## WHAT TO WORK ON
Which lines of the records contain "desc"? Collect every one of them.

[Dataset items]
########################################
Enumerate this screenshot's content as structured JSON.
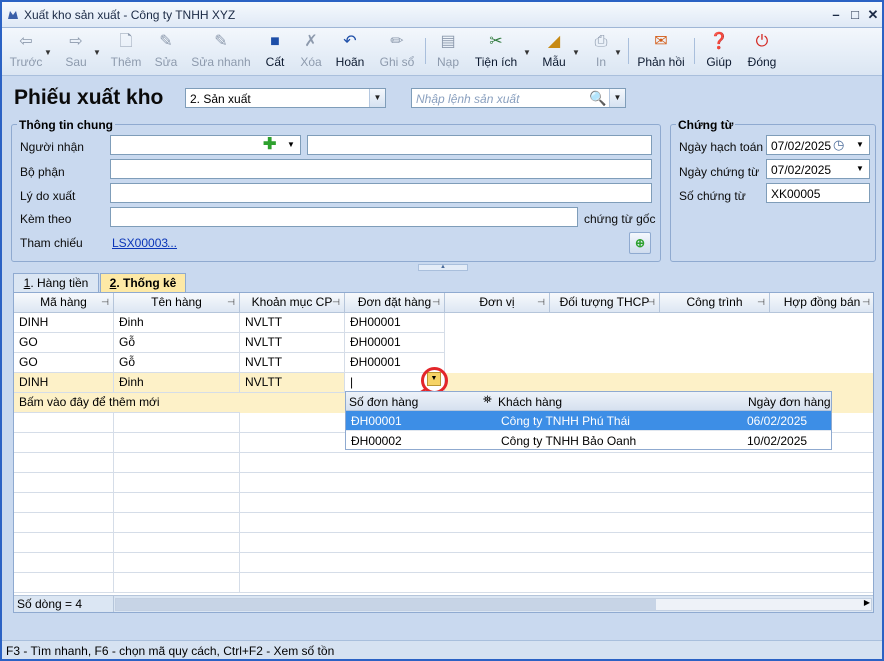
{
  "window": {
    "title": "Xuất kho sản xuất - Công ty TNHH XYZ"
  },
  "toolbar": {
    "back": "Trước",
    "next": "Sau",
    "add": "Thêm",
    "edit": "Sửa",
    "quick_edit": "Sửa nhanh",
    "save": "Cất",
    "delete": "Xóa",
    "undo": "Hoãn",
    "post": "Ghi sổ",
    "load": "Nạp",
    "utilities": "Tiện ích",
    "template": "Mẫu",
    "print": "In",
    "feedback": "Phản hồi",
    "help": "Giúp",
    "close": "Đóng"
  },
  "header": {
    "title": "Phiếu xuất kho",
    "type_select": "2. Sản xuất",
    "search_placeholder": "Nhập lệnh sản xuất"
  },
  "general_info": {
    "title": "Thông tin chung",
    "recipient_label": "Người nhận",
    "department_label": "Bộ phận",
    "reason_label": "Lý do xuất",
    "attachment_label": "Kèm theo",
    "attachment_suffix": "chứng từ gốc",
    "reference_label": "Tham chiếu",
    "reference_value": "LSX00003",
    "reference_more": "..."
  },
  "voucher": {
    "title": "Chứng từ",
    "posting_date_label": "Ngày hạch toán",
    "posting_date": "07/02/2025",
    "voucher_date_label": "Ngày chứng từ",
    "voucher_date": "07/02/2025",
    "voucher_no_label": "Số chứng từ",
    "voucher_no": "XK00005"
  },
  "tabs": [
    {
      "num": "1",
      "label": ". Hàng tiền"
    },
    {
      "num": "2",
      "label": ". Thống kê"
    }
  ],
  "grid": {
    "columns": [
      "Mã hàng",
      "Tên hàng",
      "Khoản mục CP",
      "Đơn đặt hàng",
      "Đơn vị",
      "Đối tượng THCP",
      "Công trình",
      "Hợp đồng bán"
    ],
    "rows": [
      [
        "DINH",
        "Đinh",
        "NVLTT",
        "ĐH00001"
      ],
      [
        "GO",
        "Gỗ",
        "NVLTT",
        "ĐH00001"
      ],
      [
        "GO",
        "Gỗ",
        "NVLTT",
        "ĐH00001"
      ],
      [
        "DINH",
        "Đinh",
        "NVLTT",
        "|"
      ]
    ],
    "new_row_hint": "Bấm vào đây để thêm mới",
    "row_count": "Số dòng = 4"
  },
  "dropdown": {
    "columns": [
      "Số đơn hàng",
      "Khách hàng",
      "Ngày đơn hàng"
    ],
    "rows": [
      [
        "ĐH00001",
        "Công ty TNHH Phú Thái",
        "06/02/2025"
      ],
      [
        "ĐH00002",
        "Công ty TNHH Bảo Oanh",
        "10/02/2025"
      ]
    ]
  },
  "status": "F3 - Tìm nhanh, F6 - chọn mã quy cách, Ctrl+F2 - Xem số tồn",
  "colors": {
    "accent": "#2b62c4",
    "highlight_row": "#3d8ee6",
    "annotation": "#e3262a"
  }
}
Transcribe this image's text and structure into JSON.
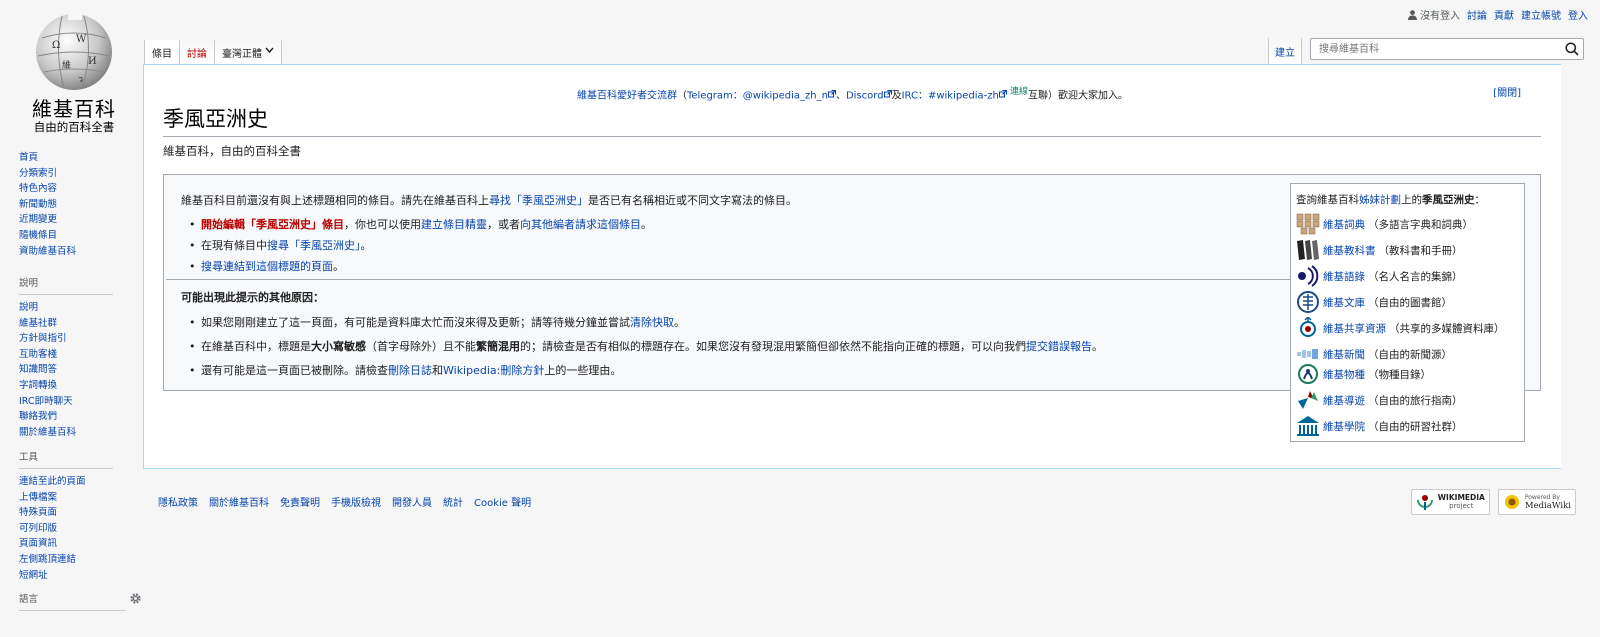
{
  "logo": {
    "wordmark": "維基百科",
    "tagline": "自由的百科全書"
  },
  "personal": {
    "not_logged_in": "沒有登入",
    "talk": "討論",
    "contributions": "貢獻",
    "create_account": "建立帳號",
    "login": "登入"
  },
  "tabs": {
    "article": "條目",
    "talk": "討論",
    "variant": "臺灣正體",
    "create": "建立"
  },
  "search": {
    "placeholder": "搜尋維基百科"
  },
  "sitenotice": {
    "group": "維基百科愛好者交流群",
    "open_paren": "（",
    "telegram": "Telegram：@wikipedia_zh_n",
    "sep1": "、",
    "discord": "Discord",
    "and": "及",
    "irc": "IRC：#wikipedia-zh",
    "linked_sup": "連線",
    "bridged": "互聯",
    "close_text": "）歡迎大家加入。",
    "dismiss": "[關閉]"
  },
  "page": {
    "title": "季風亞洲史",
    "tagline": "維基百科，自由的百科全書"
  },
  "noarticle": {
    "lead_prefix": "維基百科目前還沒有與上述標題相同的條目。請先在維基百科上",
    "lead_link": "尋找「季風亞洲史」",
    "lead_suffix": "是否已有名稱相近或不同文字寫法的條目。",
    "b1_link": "開始編輯「季風亞洲史」條目",
    "b1_mid": "，你也可以使用",
    "b1_link2": "建立條目精靈",
    "b1_mid2": "，或者",
    "b1_link3": "向其他編者請求這個條目",
    "b1_end": "。",
    "b2_prefix": "在現有條目中",
    "b2_link": "搜尋「季風亞洲史」",
    "b2_end": "。",
    "b3_link": "搜尋連結到這個標題的頁面",
    "b3_end": "。",
    "reasons_head": "可能出現此提示的其他原因：",
    "r1_prefix": "如果您剛剛建立了這一頁面，有可能是資料庫太忙而沒來得及更新；請等待幾分鐘並嘗試",
    "r1_link": "清除快取",
    "r1_end": "。",
    "r2_a": "在維基百科中，標題是",
    "r2_bold1": "大小寫敏感",
    "r2_b": "（首字母除外）且不能",
    "r2_bold2": "繁簡混用",
    "r2_c": "的；請檢查是否有相似的標題存在。如果您沒有發現混用繁簡但卻依然不能指向正確的標題，可以向我們",
    "r2_link": "提交錯誤報告",
    "r2_end": "。",
    "r3_prefix": "還有可能是這一頁面已被刪除。請檢查",
    "r3_link1": "刪除日誌",
    "r3_and": "和",
    "r3_link2": "Wikipedia:刪除方針",
    "r3_end": "上的一些理由。"
  },
  "sister": {
    "head_prefix": "查詢維基百科",
    "head_link": "姊妹計劃",
    "head_suffix": "上的",
    "head_bold": "季風亞洲史",
    "head_end": "：",
    "items": [
      {
        "name": "維基詞典",
        "desc": "（多語言字典和詞典）"
      },
      {
        "name": "維基教科書",
        "desc": "（教科書和手冊）"
      },
      {
        "name": "維基語錄",
        "desc": "（名人名言的集錦）"
      },
      {
        "name": "維基文庫",
        "desc": "（自由的圖書館）"
      },
      {
        "name": "維基共享資源",
        "desc": "（共享的多媒體資料庫）"
      },
      {
        "name": "維基新聞",
        "desc": "（自由的新聞源）"
      },
      {
        "name": "維基物種",
        "desc": "（物種目錄）"
      },
      {
        "name": "維基導遊",
        "desc": "（自由的旅行指南）"
      },
      {
        "name": "維基學院",
        "desc": "（自由的研習社群）"
      }
    ]
  },
  "nav": {
    "main": [
      "首頁",
      "分類索引",
      "特色內容",
      "新聞動態",
      "近期變更",
      "隨機條目",
      "資助維基百科"
    ],
    "help_head": "說明",
    "help": [
      "說明",
      "維基社群",
      "方針與指引",
      "互助客棧",
      "知識問答",
      "字詞轉換",
      "IRC即時聊天",
      "聯絡我們",
      "關於維基百科"
    ],
    "tools_head": "工具",
    "tools": [
      "連結至此的頁面",
      "上傳檔案",
      "特殊頁面",
      "可列印版",
      "頁面資訊",
      "左側跳頂連結",
      "短網址"
    ],
    "lang_head": "語言"
  },
  "footer": {
    "links": [
      "隱私政策",
      "關於維基百科",
      "免責聲明",
      "手機版檢視",
      "開發人員",
      "統計",
      "Cookie 聲明"
    ],
    "wikimedia": {
      "top": "WIKIMEDIA",
      "bottom": "project"
    },
    "mediawiki": {
      "top": "Powered By",
      "bottom": "MediaWiki"
    }
  }
}
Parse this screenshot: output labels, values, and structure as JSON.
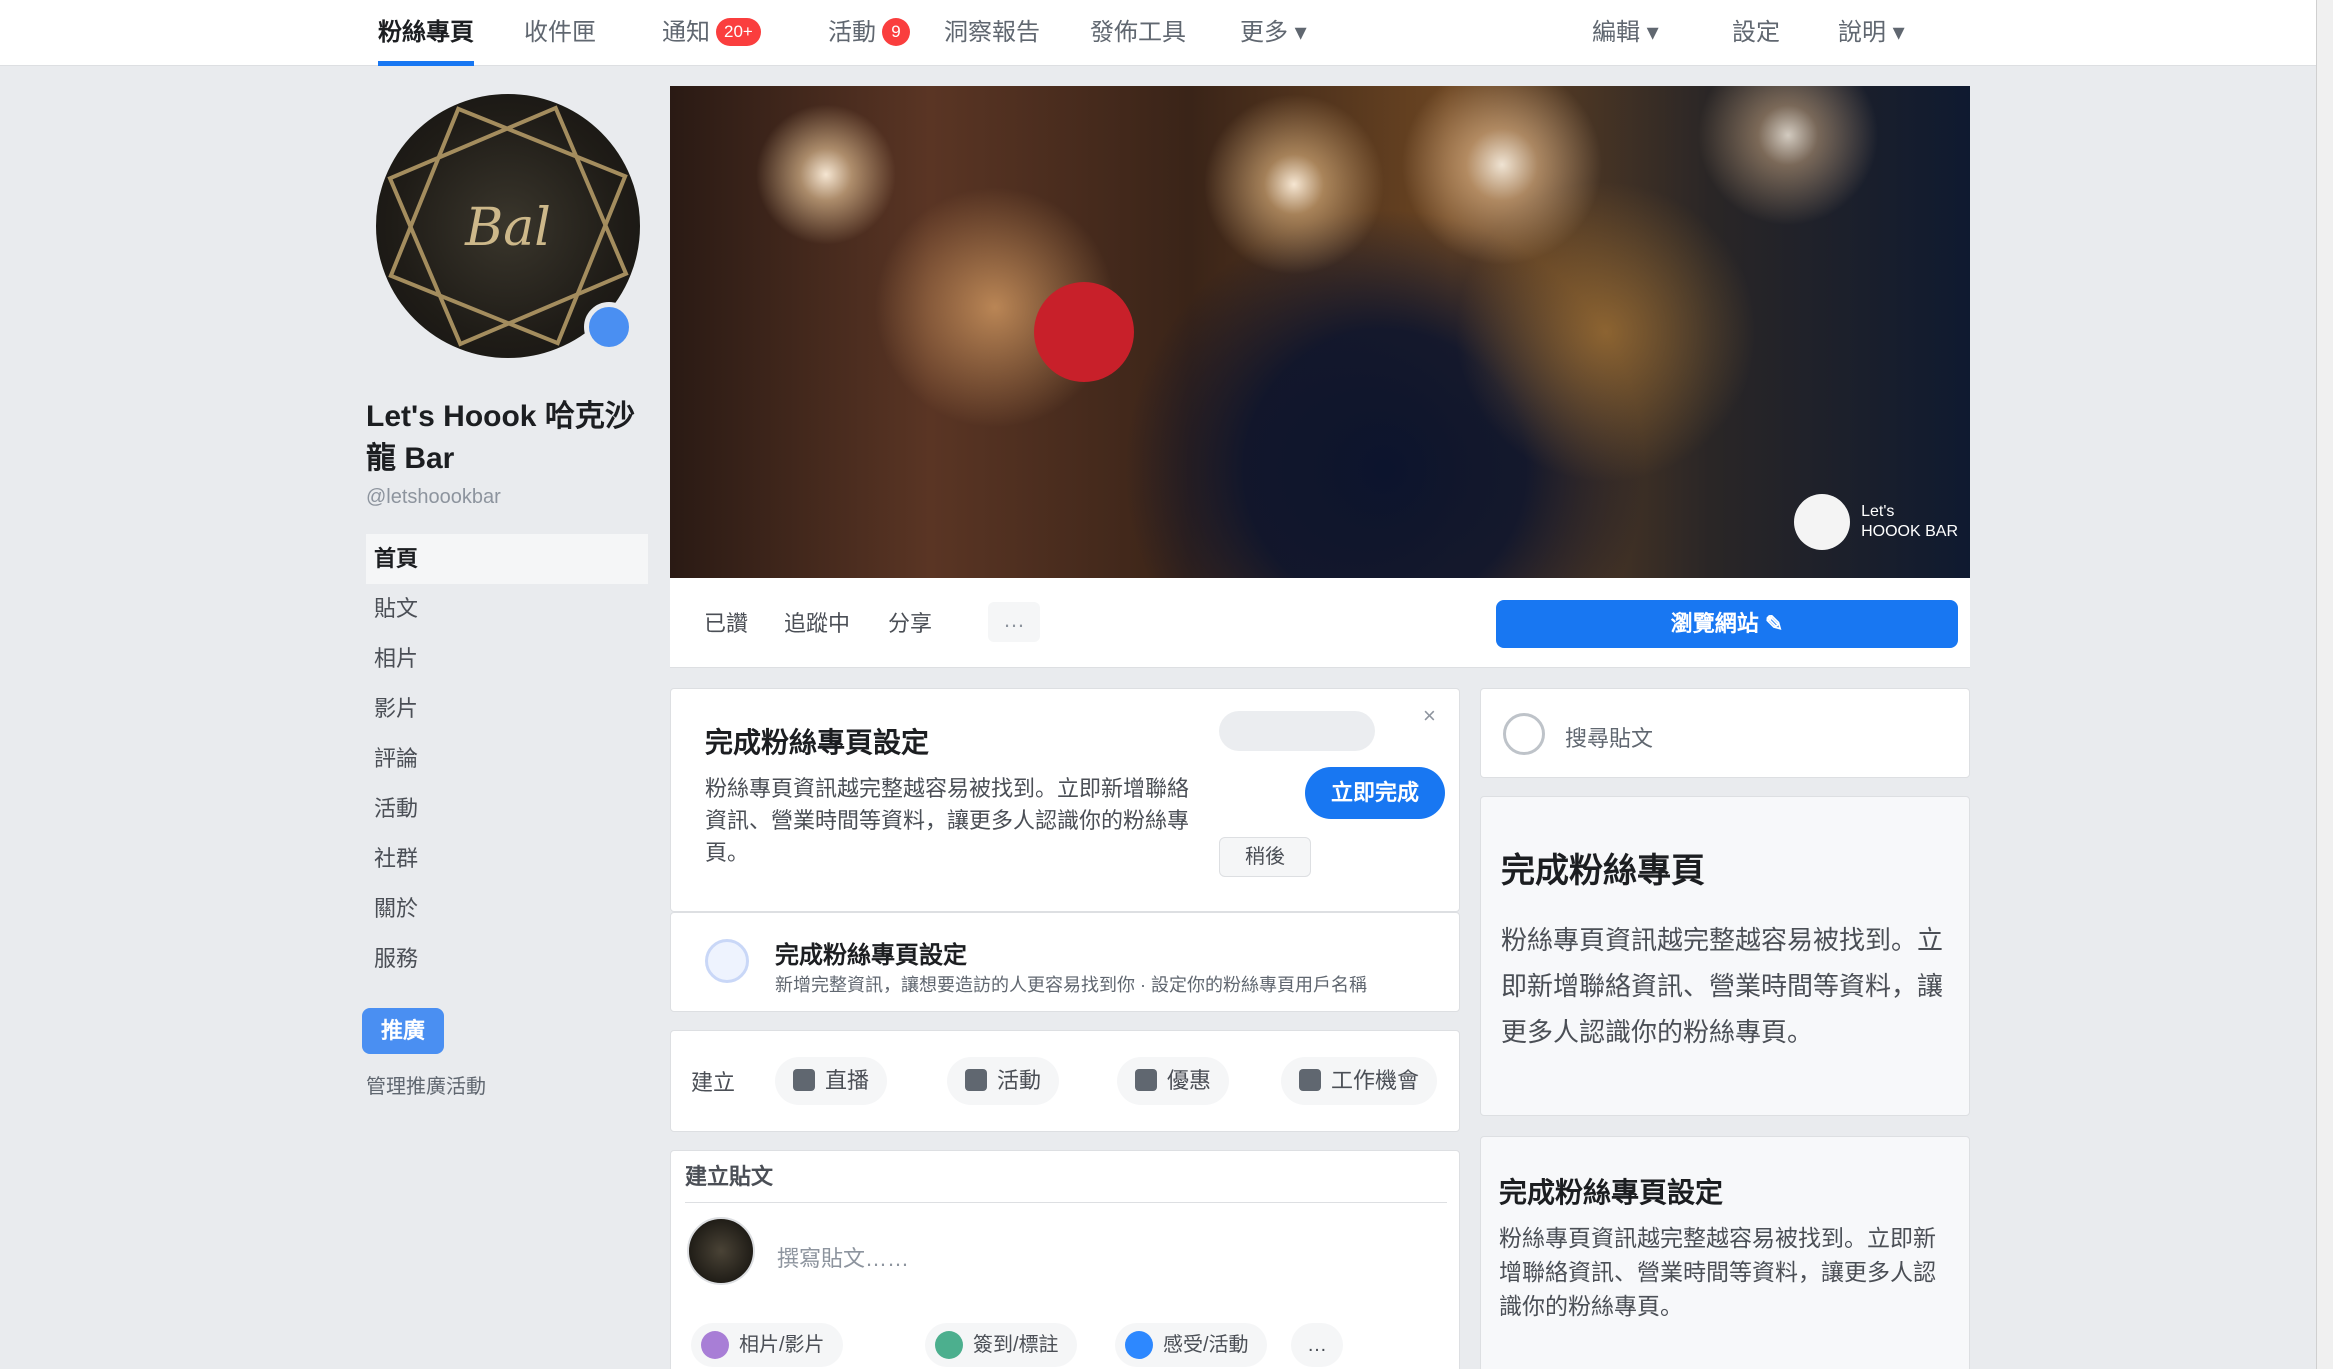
{
  "nav": {
    "items": [
      {
        "label": "粉絲專頁"
      },
      {
        "label": "收件匣"
      },
      {
        "label": "通知",
        "badge": "20+"
      },
      {
        "label": "活動",
        "badge": "9"
      },
      {
        "label": "洞察報告"
      },
      {
        "label": "發佈工具"
      },
      {
        "label": "更多 ▾"
      }
    ],
    "right_items": [
      {
        "label": "編輯 ▾"
      },
      {
        "label": "設定"
      },
      {
        "label": "說明 ▾"
      }
    ]
  },
  "page": {
    "name": "Let's Hoook 哈克沙龍 Bar",
    "handle": "@letshoookbar",
    "avatar_text": "Bal",
    "menu": [
      "首頁",
      "貼文",
      "相片",
      "影片",
      "評論",
      "活動",
      "社群",
      "關於",
      "服務"
    ],
    "promote_label": "推廣",
    "promote_link": "管理推廣活動"
  },
  "cover": {
    "logo_line1": "Let's",
    "logo_line2": "HOOOK BAR"
  },
  "actions": {
    "items": [
      "已讚",
      "追蹤中",
      "分享",
      "…"
    ],
    "cta": "瀏覽網站 ✎"
  },
  "promo_card": {
    "title": "完成粉絲專頁設定",
    "text": "粉絲專頁資訊越完整越容易被找到。立即新增聯絡資訊、營業時間等資料，讓更多人認識你的粉絲專頁。",
    "primary": "立即完成",
    "secondary": "稍後",
    "close": "×"
  },
  "tip_row": {
    "title": "完成粉絲專頁設定",
    "text": "新增完整資訊，讓想要造訪的人更容易找到你 · 設定你的粉絲專頁用戶名稱"
  },
  "toolbar": {
    "label": "建立",
    "items": [
      "直播",
      "活動",
      "優惠",
      "工作機會"
    ]
  },
  "composer": {
    "heading": "建立貼文",
    "placeholder": "撰寫貼文……",
    "chips": [
      "相片/影片",
      "簽到/標註",
      "感受/活動",
      "…"
    ]
  },
  "right_col": {
    "search_placeholder": "搜尋貼文",
    "card1": {
      "title": "完成粉絲專頁",
      "text": "粉絲專頁資訊越完整越容易被找到。立即新增聯絡資訊、營業時間等資料，讓更多人認識你的粉絲專頁。"
    },
    "card2": {
      "title": "完成粉絲專頁設定",
      "text": "粉絲專頁資訊越完整越容易被找到。立即新增聯絡資訊、營業時間等資料，讓更多人認識你的粉絲專頁。"
    }
  },
  "colors": {
    "accent": "#1877f2",
    "background": "#e9ebee",
    "badge": "#fa3e3e"
  }
}
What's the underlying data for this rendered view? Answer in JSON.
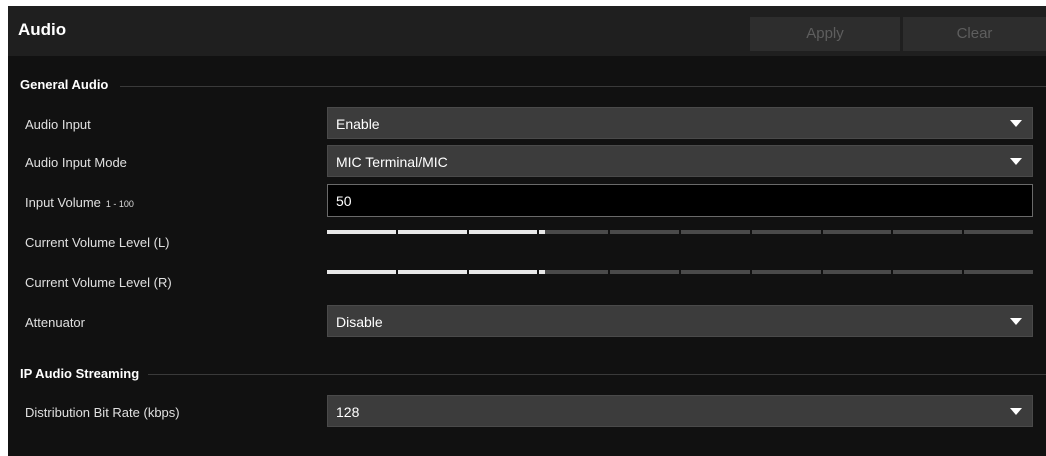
{
  "header": {
    "title": "Audio",
    "apply_label": "Apply",
    "clear_label": "Clear"
  },
  "general_audio": {
    "section_title": "General Audio",
    "audio_input": {
      "label": "Audio Input",
      "value": "Enable"
    },
    "audio_input_mode": {
      "label": "Audio Input Mode",
      "value": "MIC Terminal/MIC"
    },
    "input_volume": {
      "label": "Input Volume",
      "range": "1 - 100",
      "value": "50"
    },
    "level_left": {
      "label": "Current Volume Level (L)",
      "segments_total": 10,
      "segments_lit": 3
    },
    "level_right": {
      "label": "Current Volume Level (R)",
      "segments_total": 10,
      "segments_lit": 3
    },
    "attenuator": {
      "label": "Attenuator",
      "value": "Disable"
    }
  },
  "ip_audio_streaming": {
    "section_title": "IP Audio Streaming",
    "bit_rate": {
      "label": "Distribution Bit Rate (kbps)",
      "value": "128"
    }
  },
  "colors": {
    "panel_bg": "#111111",
    "header_bg": "#1f1f1f",
    "select_bg": "#3c3c3c",
    "meter_lit": "#e8e8e8",
    "meter_unlit": "#4a4a4a"
  },
  "icons": {
    "dropdown": "caret-down-icon"
  }
}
########################################
## EXPECTED OUTPUT
        "desc": "（多語言字典和詞典）"
        "desc": "（教科書和手冊）"
        "desc": "（名人名言的集錦）"
        "desc": "（自由的圖書館）"
        "desc": "（共享的多媒體資料庫）"
        "desc": "（自由的新聞源）"
        "desc": "（物種目錄）"
        "desc": "（自由的旅行指南）"
        "desc": "（自由的研習社群）"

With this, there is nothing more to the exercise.